*Records for the exercise:*
===============
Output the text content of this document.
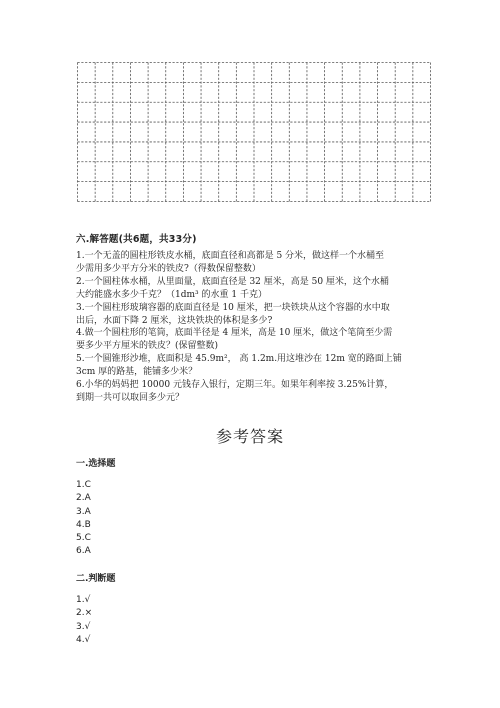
六.解答题(共6题，共33分)
1.一个无盖的圆柱形铁皮水桶，底面直径和高都是 5 分米，做这样一个水桶至
少需用多少平方分米的铁皮?（得数保留整数）
2.一个圆柱体水桶，从里面量，底面直径是 32 厘米，高是 50 厘米，这个水桶
大约能盛水多少千克？（1dm³ 的水重 1 千克）
3.一个圆柱形玻璃容器的底面直径是 10 厘米，把一块铁块从这个容器的水中取
出后，水面下降 2 厘米，这块铁块的体积是多少?
4.做一个圆柱形的笔筒，底面半径是 4 厘米，高是 10 厘米，做这个笔筒至少需
要多少平方厘米的铁皮？(保留整数)
5.一个圆锥形沙堆，底面积是 45.9m²， 高 1.2m.用这堆沙在 12m 宽的路面上铺
3cm 厚的路基，能铺多少米？
6.小华的妈妈把 10000 元钱存入银行，定期三年。如果年利率按 3.25%计算，
到期一共可以取回多少元？
参考答案
一.选择题
1.C
2.A
3.A
4.B
5.C
6.A
二.判断题
1.√
2.×
3.√
4.√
===============
*What needs to be done:* Keep every word of the data as it is when you write it out, but drop the pictures.

*Problem solution:*
Output the text content of this document.
六.解答题(共6题，共33分)
1.一个无盖的圆柱形铁皮水桶，底面直径和高都是 5 分米，做这样一个水桶至
少需用多少平方分米的铁皮?（得数保留整数）
2.一个圆柱体水桶，从里面量，底面直径是 32 厘米，高是 50 厘米，这个水桶
大约能盛水多少千克？（1dm³ 的水重 1 千克）
3.一个圆柱形玻璃容器的底面直径是 10 厘米，把一块铁块从这个容器的水中取
出后，水面下降 2 厘米，这块铁块的体积是多少?
4.做一个圆柱形的笔筒，底面半径是 4 厘米，高是 10 厘米，做这个笔筒至少需
要多少平方厘米的铁皮？(保留整数)
5.一个圆锥形沙堆，底面积是 45.9m²， 高 1.2m.用这堆沙在 12m 宽的路面上铺
3cm 厚的路基，能铺多少米？
6.小华的妈妈把 10000 元钱存入银行，定期三年。如果年利率按 3.25%计算，
到期一共可以取回多少元？
参考答案
一.选择题
1.C
2.A
3.A
4.B
5.C
6.A
二.判断题
1.√
2.×
3.√
4.√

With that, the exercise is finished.